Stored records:

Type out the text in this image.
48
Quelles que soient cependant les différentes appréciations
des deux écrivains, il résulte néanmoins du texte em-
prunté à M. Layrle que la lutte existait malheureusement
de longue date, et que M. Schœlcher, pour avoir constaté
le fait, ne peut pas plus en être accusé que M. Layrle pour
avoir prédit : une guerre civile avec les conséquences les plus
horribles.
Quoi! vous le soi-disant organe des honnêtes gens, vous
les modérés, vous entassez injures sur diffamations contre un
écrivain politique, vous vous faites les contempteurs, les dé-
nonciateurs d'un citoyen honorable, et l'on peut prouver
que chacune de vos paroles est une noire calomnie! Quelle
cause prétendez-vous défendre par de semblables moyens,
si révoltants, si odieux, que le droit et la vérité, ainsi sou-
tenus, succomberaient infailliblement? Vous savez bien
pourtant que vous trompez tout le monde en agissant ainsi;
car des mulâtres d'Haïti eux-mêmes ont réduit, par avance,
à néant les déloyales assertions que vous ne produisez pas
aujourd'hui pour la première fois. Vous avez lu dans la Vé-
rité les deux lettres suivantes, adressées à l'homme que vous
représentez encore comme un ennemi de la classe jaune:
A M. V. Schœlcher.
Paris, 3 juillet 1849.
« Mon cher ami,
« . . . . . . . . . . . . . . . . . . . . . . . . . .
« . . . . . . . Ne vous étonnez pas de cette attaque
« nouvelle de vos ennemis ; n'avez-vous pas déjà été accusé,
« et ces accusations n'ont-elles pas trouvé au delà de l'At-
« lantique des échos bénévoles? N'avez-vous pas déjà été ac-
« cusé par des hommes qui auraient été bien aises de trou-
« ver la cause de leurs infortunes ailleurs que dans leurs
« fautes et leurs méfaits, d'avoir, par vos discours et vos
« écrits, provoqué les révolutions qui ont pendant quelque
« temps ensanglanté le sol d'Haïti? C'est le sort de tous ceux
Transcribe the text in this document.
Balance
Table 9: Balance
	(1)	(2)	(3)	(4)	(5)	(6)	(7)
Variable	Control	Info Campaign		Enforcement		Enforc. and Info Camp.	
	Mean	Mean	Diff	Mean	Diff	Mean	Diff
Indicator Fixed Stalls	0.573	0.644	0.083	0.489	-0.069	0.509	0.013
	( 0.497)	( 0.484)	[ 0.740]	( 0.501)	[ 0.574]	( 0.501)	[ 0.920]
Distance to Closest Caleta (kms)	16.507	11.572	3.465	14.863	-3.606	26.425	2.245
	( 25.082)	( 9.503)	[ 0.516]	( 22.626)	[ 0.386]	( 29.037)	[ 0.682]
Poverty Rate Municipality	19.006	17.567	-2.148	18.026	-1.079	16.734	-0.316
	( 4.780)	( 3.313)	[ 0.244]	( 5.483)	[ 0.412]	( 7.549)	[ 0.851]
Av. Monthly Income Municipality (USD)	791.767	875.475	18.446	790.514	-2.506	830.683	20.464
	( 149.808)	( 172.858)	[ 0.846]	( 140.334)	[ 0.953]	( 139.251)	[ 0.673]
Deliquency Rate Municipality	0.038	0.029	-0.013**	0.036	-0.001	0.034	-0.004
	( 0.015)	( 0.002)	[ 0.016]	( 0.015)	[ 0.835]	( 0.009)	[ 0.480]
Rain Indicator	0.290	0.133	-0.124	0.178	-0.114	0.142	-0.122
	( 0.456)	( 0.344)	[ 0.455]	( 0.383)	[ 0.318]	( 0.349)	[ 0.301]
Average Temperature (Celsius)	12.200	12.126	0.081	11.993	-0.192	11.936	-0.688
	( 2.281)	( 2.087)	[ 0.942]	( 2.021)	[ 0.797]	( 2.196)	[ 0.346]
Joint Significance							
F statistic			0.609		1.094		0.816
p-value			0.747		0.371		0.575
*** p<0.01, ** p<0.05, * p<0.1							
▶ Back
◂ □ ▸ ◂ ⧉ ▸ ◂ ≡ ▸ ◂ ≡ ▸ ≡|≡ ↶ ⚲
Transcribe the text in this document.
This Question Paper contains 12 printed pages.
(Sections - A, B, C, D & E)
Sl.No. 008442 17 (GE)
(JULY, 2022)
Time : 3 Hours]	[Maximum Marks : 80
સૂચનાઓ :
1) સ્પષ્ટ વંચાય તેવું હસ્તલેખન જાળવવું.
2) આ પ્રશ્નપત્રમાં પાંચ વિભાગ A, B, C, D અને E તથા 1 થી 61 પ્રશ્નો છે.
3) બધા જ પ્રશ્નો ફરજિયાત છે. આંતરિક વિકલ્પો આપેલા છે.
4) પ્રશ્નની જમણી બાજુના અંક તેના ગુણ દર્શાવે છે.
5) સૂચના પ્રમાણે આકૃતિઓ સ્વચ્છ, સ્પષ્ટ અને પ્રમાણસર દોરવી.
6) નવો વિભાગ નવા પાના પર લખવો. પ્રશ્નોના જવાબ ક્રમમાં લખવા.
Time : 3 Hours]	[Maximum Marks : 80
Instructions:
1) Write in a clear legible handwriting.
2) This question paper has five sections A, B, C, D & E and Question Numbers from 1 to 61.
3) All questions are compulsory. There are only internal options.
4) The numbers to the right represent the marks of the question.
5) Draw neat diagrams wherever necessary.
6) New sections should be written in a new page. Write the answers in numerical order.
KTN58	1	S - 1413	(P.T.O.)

→ WHAT THE TASK ASKS
Return each entry from the material above exactly as it appears.

→ SOLUTION TO THIS TASK
Type out the text in this image.
48
Quelles que soient cependant les différentes appréciations
des deux écrivains, il résulte néanmoins du texte em-
prunté à M. Layrle que la lutte existait malheureusement
de longue date, et que M. Schœlcher, pour avoir constaté
le fait, ne peut pas plus en être accusé que M. Layrle pour
avoir prédit : une guerre civile avec les conséquences les plus
horribles.
Quoi! vous le soi-disant organe des honnêtes gens, vous
les modérés, vous entassez injures sur diffamations contre un
écrivain politique, vous vous faites les contempteurs, les dé-
nonciateurs d'un citoyen honorable, et l'on peut prouver
que chacune de vos paroles est une noire calomnie! Quelle
cause prétendez-vous défendre par de semblables moyens,
si révoltants, si odieux, que le droit et la vérité, ainsi sou-
tenus, succomberaient infailliblement? Vous savez bien
pourtant que vous trompez tout le monde en agissant ainsi;
car des mulâtres d'Haïti eux-mêmes ont réduit, par avance,
à néant les déloyales assertions que vous ne produisez pas
aujourd'hui pour la première fois. Vous avez lu dans la Vé-
rité les deux lettres suivantes, adressées à l'homme que vous
représentez encore comme un ennemi de la classe jaune:
A M. V. Schœlcher.
Paris, 3 juillet 1849.
« Mon cher ami,
« . . . . . . . . . . . . . . . . . . . . . . . . . .
« . . . . . . . Ne vous étonnez pas de cette attaque
« nouvelle de vos ennemis ; n'avez-vous pas déjà été accusé,
« et ces accusations n'ont-elles pas trouvé au delà de l'At-
« lantique des échos bénévoles? N'avez-vous pas déjà été ac-
« cusé par des hommes qui auraient été bien aises de trou-
« ver la cause de leurs infortunes ailleurs que dans leurs
« fautes et leurs méfaits, d'avoir, par vos discours et vos
« écrits, provoqué les révolutions qui ont pendant quelque
« temps ensanglanté le sol d'Haïti? C'est le sort de tous ceux
Transcribe the text in this document.
Balance
Table 9: Balance
	(1)	(2)	(3)	(4)	(5)	(6)	(7)
Variable	Control	Info Campaign		Enforcement		Enforc. and Info Camp.	
	Mean	Mean	Diff	Mean	Diff	Mean	Diff
Indicator Fixed Stalls	0.573	0.644	0.083	0.489	-0.069	0.509	0.013
	( 0.497)	( 0.484)	[ 0.740]	( 0.501)	[ 0.574]	( 0.501)	[ 0.920]
Distance to Closest Caleta (kms)	16.507	11.572	3.465	14.863	-3.606	26.425	2.245
	( 25.082)	( 9.503)	[ 0.516]	( 22.626)	[ 0.386]	( 29.037)	[ 0.682]
Poverty Rate Municipality	19.006	17.567	-2.148	18.026	-1.079	16.734	-0.316
	( 4.780)	( 3.313)	[ 0.244]	( 5.483)	[ 0.412]	( 7.549)	[ 0.851]
Av. Monthly Income Municipality (USD)	791.767	875.475	18.446	790.514	-2.506	830.683	20.464
	( 149.808)	( 172.858)	[ 0.846]	( 140.334)	[ 0.953]	( 139.251)	[ 0.673]
Deliquency Rate Municipality	0.038	0.029	-0.013**	0.036	-0.001	0.034	-0.004
	( 0.015)	( 0.002)	[ 0.016]	( 0.015)	[ 0.835]	( 0.009)	[ 0.480]
Rain Indicator	0.290	0.133	-0.124	0.178	-0.114	0.142	-0.122
	( 0.456)	( 0.344)	[ 0.455]	( 0.383)	[ 0.318]	( 0.349)	[ 0.301]
Average Temperature (Celsius)	12.200	12.126	0.081	11.993	-0.192	11.936	-0.688
	( 2.281)	( 2.087)	[ 0.942]	( 2.021)	[ 0.797]	( 2.196)	[ 0.346]
Joint Significance							
F statistic			0.609		1.094		0.816
p-value			0.747		0.371		0.575
*** p<0.01, ** p<0.05, * p<0.1							
▶ Back
◂ □ ▸ ◂ ⧉ ▸ ◂ ≡ ▸ ◂ ≡ ▸ ≡|≡ ↶ ⚲
Transcribe the text in this document.
This Question Paper contains 12 printed pages.
(Sections - A, B, C, D & E)
Sl.No. 008442 17 (GE)
(JULY, 2022)
Time : 3 Hours]	[Maximum Marks : 80
સૂચનાઓ :
1) સ્પષ્ટ વંચાય તેવું હસ્તલેખન જાળવવું.
2) આ પ્રશ્નપત્રમાં પાંચ વિભાગ A, B, C, D અને E તથા 1 થી 61 પ્રશ્નો છે.
3) બધા જ પ્રશ્નો ફરજિયાત છે. આંતરિક વિકલ્પો આપેલા છે.
4) પ્રશ્નની જમણી બાજુના અંક તેના ગુણ દર્શાવે છે.
5) સૂચના પ્રમાણે આકૃતિઓ સ્વચ્છ, સ્પષ્ટ અને પ્રમાણસર દોરવી.
6) નવો વિભાગ નવા પાના પર લખવો. પ્રશ્નોના જવાબ ક્રમમાં લખવા.
Time : 3 Hours]	[Maximum Marks : 80
Instructions:
1) Write in a clear legible handwriting.
2) This question paper has five sections A, B, C, D & E and Question Numbers from 1 to 61.
3) All questions are compulsory. There are only internal options.
4) The numbers to the right represent the marks of the question.
5) Draw neat diagrams wherever necessary.
6) New sections should be written in a new page. Write the answers in numerical order.
KTN58	1	S - 1413	(P.T.O.)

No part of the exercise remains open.